- Selected extract -
━━━━

What Total decides determines what happened to the other large gas block (area 4), which is run by Exxon Mobil (with a 28% stake). Exxon has repeatedly delayed it final investment decision, now pushed back to 2023, and will not agree before Total is back at work. Area 4 has China’s only gas investment in Mozambique; China National Petroleum Corporation (CNPC) has a 12% stake. The newsletter China-Lusophone Brief (30 Mar) says this investment in now imperilled. So what happens in the next two years determines the future of not just Total, but Exxon and its partners as well.

No amount of international military assistance will, within two years, create a fighting force that can combat the insurgency. Two other factors complicate external support. Foreign intervention is likely to provoke a response from Islamic State to provide weapons and training to the insurgents. And the fight is already underway between factions in Frelimo over the upcoming 2024 elections. Cabo Delgado politics and economics, the police and military, and the war itself are already caught up in the bitter infighting. Thus the war seems likely to escalate and continue until a new president is in place in 2025.

After being misled by President Nyusi in March about the ability of the Mozambican defence forces to protect Palma and Afungi, Macron will probably tell Nyusi that Total will only return if France has complete control of a large security zone. This will be hard for Frelimo to swallow and there will be delay, but they want the gas money and will eventually agree – especially if there is another successful attack on Palma.

━━━━

- Provided data -
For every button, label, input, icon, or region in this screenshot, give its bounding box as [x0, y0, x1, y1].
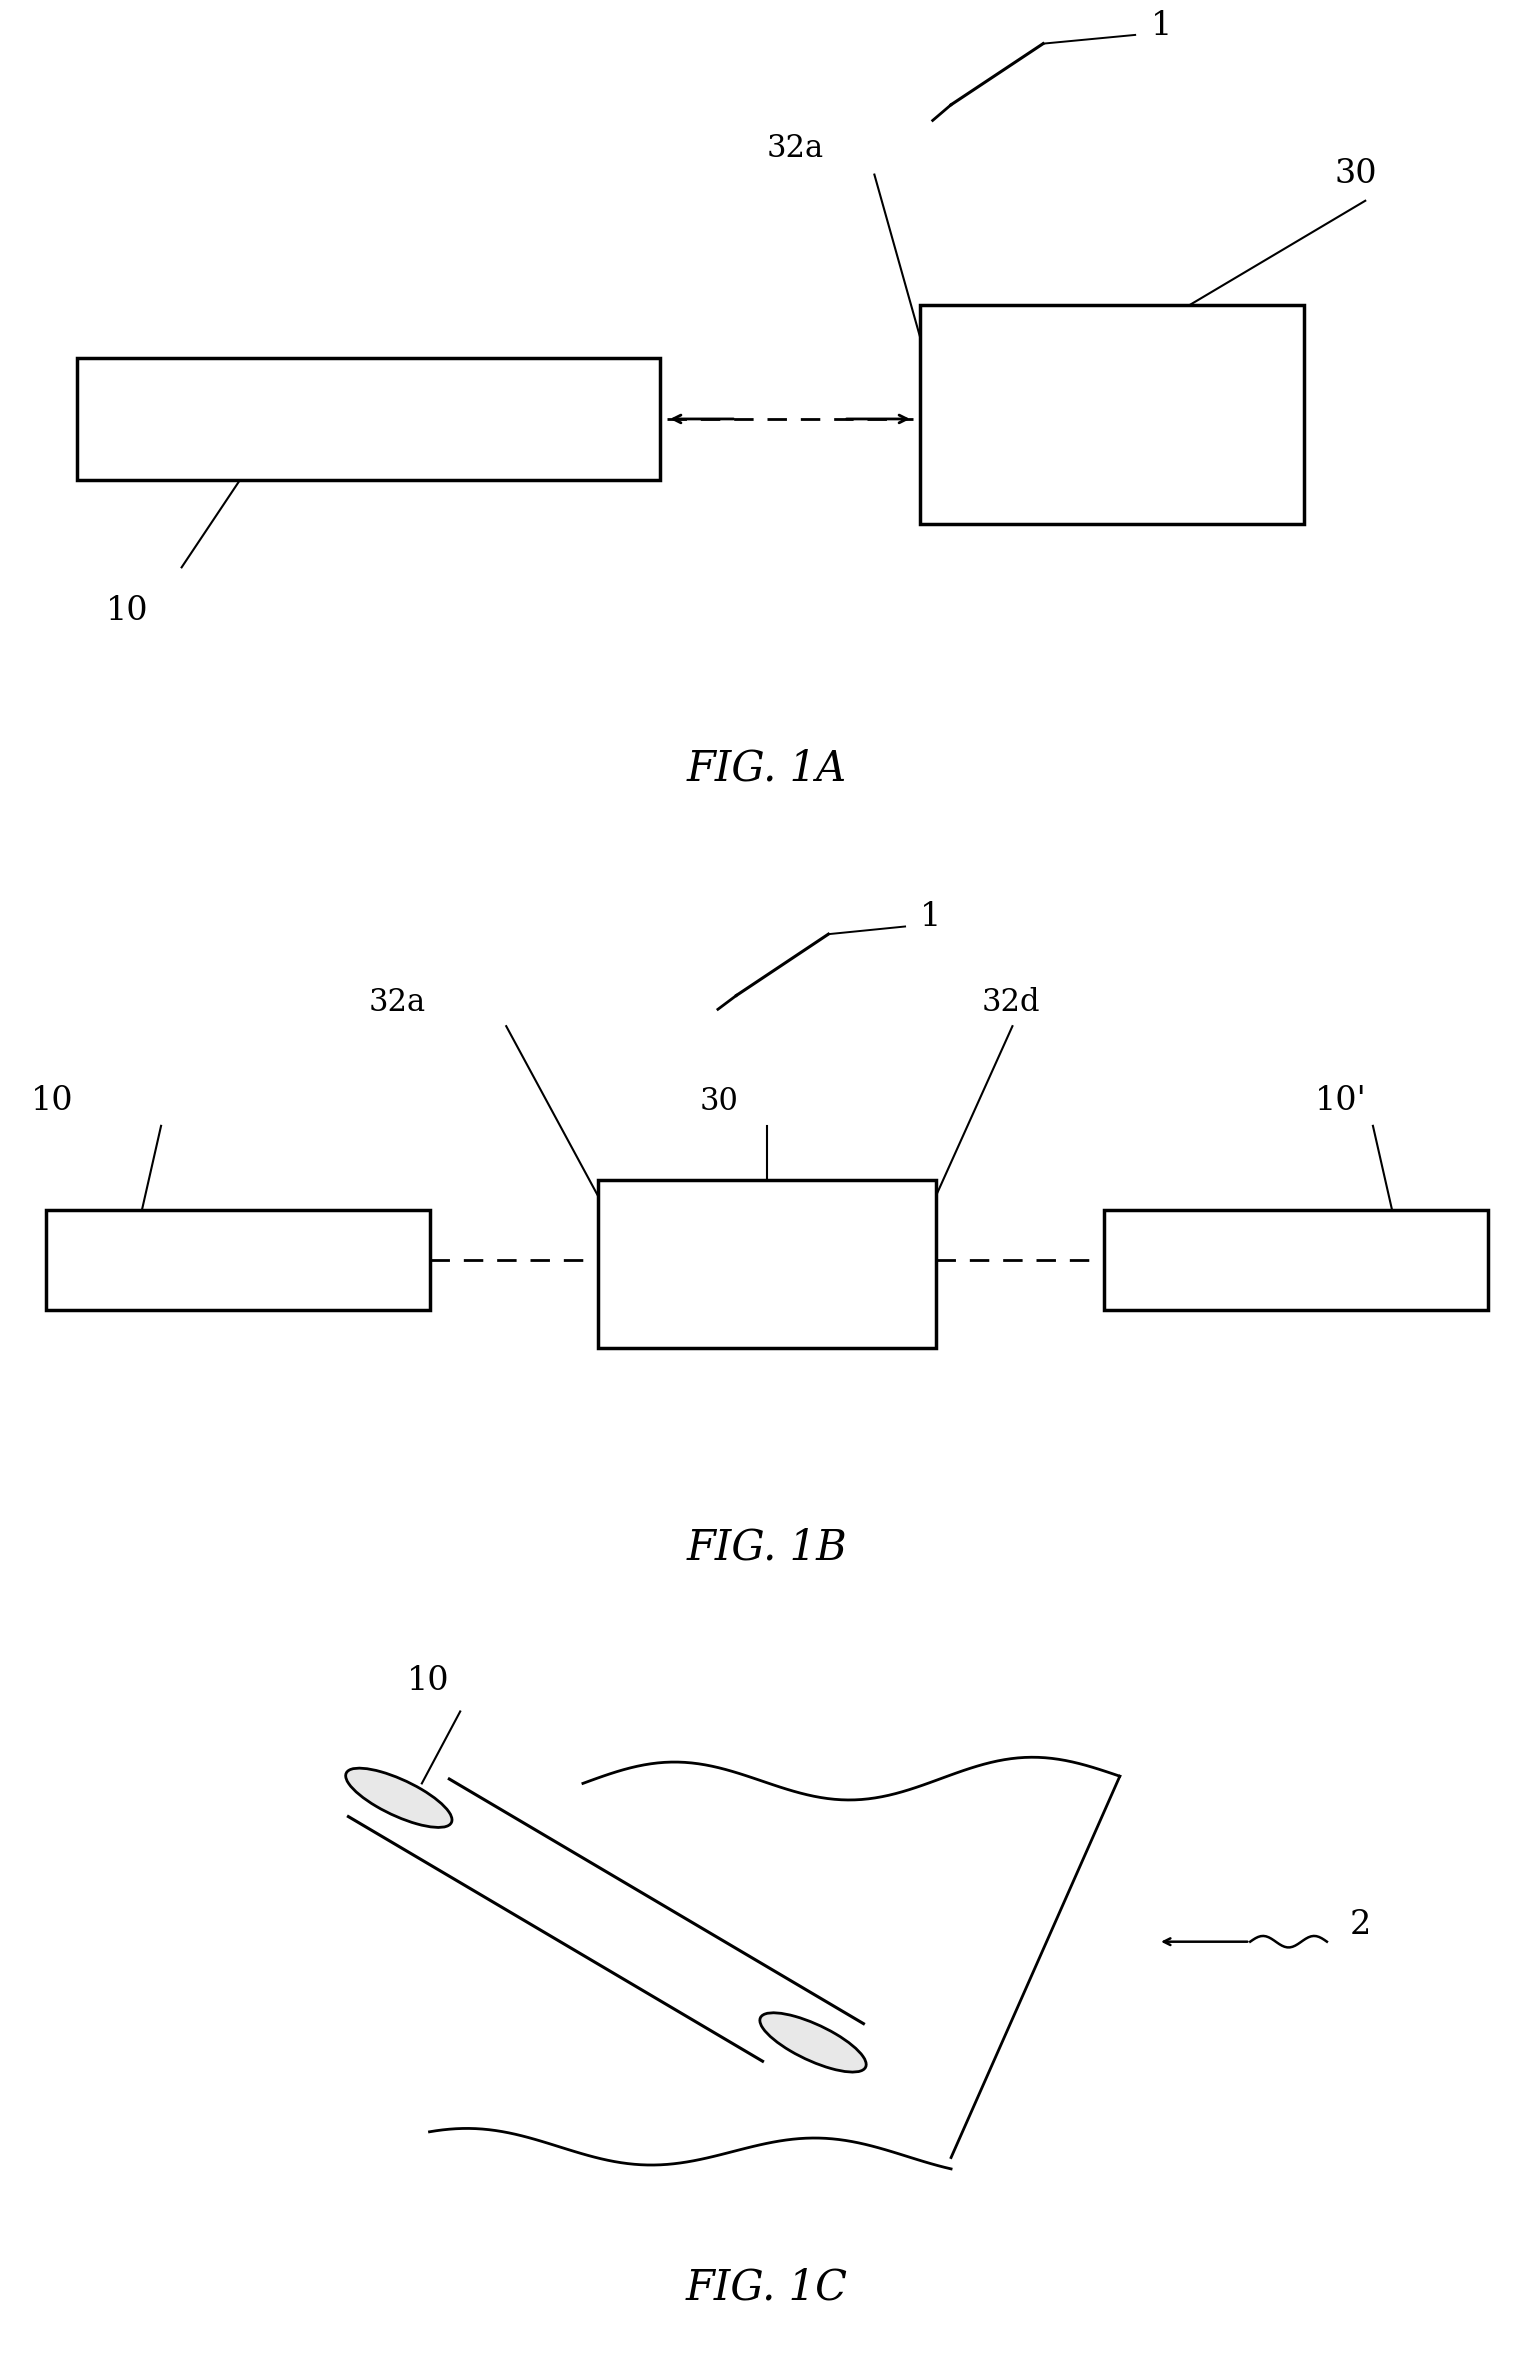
Text: FIG. 1A: FIG. 1A [687, 748, 847, 790]
Text: 32a: 32a [368, 986, 425, 1017]
Text: 30: 30 [1335, 158, 1378, 191]
Text: 10: 10 [31, 1085, 74, 1118]
Text: 2: 2 [1350, 1908, 1371, 1941]
Text: FIG. 1B: FIG. 1B [687, 1526, 847, 1569]
Text: 30: 30 [700, 1087, 738, 1118]
Text: 32a: 32a [767, 132, 824, 165]
Text: FIG. 1C: FIG. 1C [686, 2267, 848, 2307]
Ellipse shape [345, 1769, 453, 1828]
Ellipse shape [759, 2012, 867, 2071]
Bar [920, 304, 1304, 524]
Text: 10: 10 [407, 1665, 449, 1696]
Text: 10: 10 [106, 594, 149, 627]
Text: 32d: 32d [982, 986, 1040, 1017]
Bar [598, 1180, 936, 1349]
Bar [1104, 1210, 1488, 1309]
Text: 10': 10' [1315, 1085, 1367, 1118]
Bar [77, 359, 660, 481]
Text: 1: 1 [920, 901, 942, 934]
Text: 1: 1 [1150, 9, 1172, 42]
Bar [46, 1210, 430, 1309]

━━━━

- Task -
Please reproduce the part of the Mozambique gas passage above between "What Total decides" and "partners as well.", inclusive.

- Completed task -
What Total decides determines what happened to the other large gas block (area 4), which is run by Exxon Mobil (with a 28% stake). Exxon has repeatedly delayed it final investment decision, now pushed back to 2023, and will not agree before Total is back at work. Area 4 has China’s only gas investment in Mozambique; China National Petroleum Corporation (CNPC) has a 12% stake. The newsletter China-Lusophone Brief (30 Mar) says this investment in now imperilled. So what happens in the next two years determines the future of not just Total, but Exxon and its partners as well.